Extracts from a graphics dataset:
|---|

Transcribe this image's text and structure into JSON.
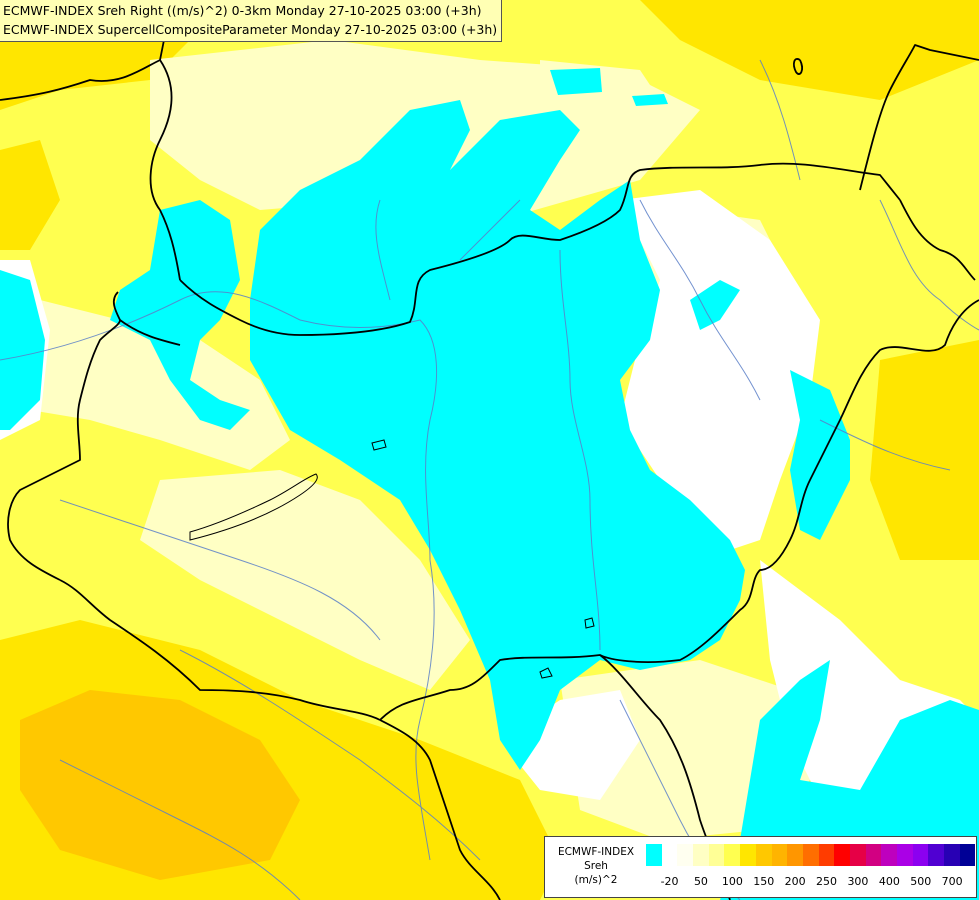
{
  "title": {
    "line1": "ECMWF-INDEX Sreh Right ((m/s)^2) 0-3km Monday 27-10-2025 03:00 (+3h)",
    "line2": "ECMWF-INDEX SupercellCompositeParameter Monday 27-10-2025 03:00 (+3h)"
  },
  "legend": {
    "line1": "ECMWF-INDEX",
    "line2": "Sreh",
    "line3": "(m/s)^2",
    "colors": [
      "#00ffff",
      "#ffffff",
      "#fffff0",
      "#ffffc4",
      "#ffff96",
      "#ffff50",
      "#ffe600",
      "#ffc800",
      "#ffb400",
      "#ff9600",
      "#ff6e00",
      "#ff3c00",
      "#ff0000",
      "#e60046",
      "#d20082",
      "#be00be",
      "#aa00e6",
      "#8c00f0",
      "#5000d2",
      "#2800b4",
      "#000096"
    ],
    "ticks": [
      {
        "label": "-20",
        "index": 1
      },
      {
        "label": "50",
        "index": 3
      },
      {
        "label": "100",
        "index": 5
      },
      {
        "label": "150",
        "index": 7
      },
      {
        "label": "200",
        "index": 9
      },
      {
        "label": "250",
        "index": 11
      },
      {
        "label": "300",
        "index": 13
      },
      {
        "label": "400",
        "index": 15
      },
      {
        "label": "500",
        "index": 17
      },
      {
        "label": "700",
        "index": 19
      }
    ]
  }
}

|---|

▶ [THE REQUEST]: Extract the entries in full, exactly as they are, minus the pictures.

▶ [EXPECTED ANSWER]:
Transcribe this image's text and structure into JSON.
{
  "title": {
    "line1": "ECMWF-INDEX Sreh Right ((m/s)^2) 0-3km Monday 27-10-2025 03:00 (+3h)",
    "line2": "ECMWF-INDEX SupercellCompositeParameter Monday 27-10-2025 03:00 (+3h)"
  },
  "legend": {
    "line1": "ECMWF-INDEX",
    "line2": "Sreh",
    "line3": "(m/s)^2",
    "colors": [
      "#00ffff",
      "#ffffff",
      "#fffff0",
      "#ffffc4",
      "#ffff96",
      "#ffff50",
      "#ffe600",
      "#ffc800",
      "#ffb400",
      "#ff9600",
      "#ff6e00",
      "#ff3c00",
      "#ff0000",
      "#e60046",
      "#d20082",
      "#be00be",
      "#aa00e6",
      "#8c00f0",
      "#5000d2",
      "#2800b4",
      "#000096"
    ],
    "ticks": [
      {
        "label": "-20",
        "index": 1
      },
      {
        "label": "50",
        "index": 3
      },
      {
        "label": "100",
        "index": 5
      },
      {
        "label": "150",
        "index": 7
      },
      {
        "label": "200",
        "index": 9
      },
      {
        "label": "250",
        "index": 11
      },
      {
        "label": "300",
        "index": 13
      },
      {
        "label": "400",
        "index": 15
      },
      {
        "label": "500",
        "index": 17
      },
      {
        "label": "700",
        "index": 19
      }
    ]
  }
}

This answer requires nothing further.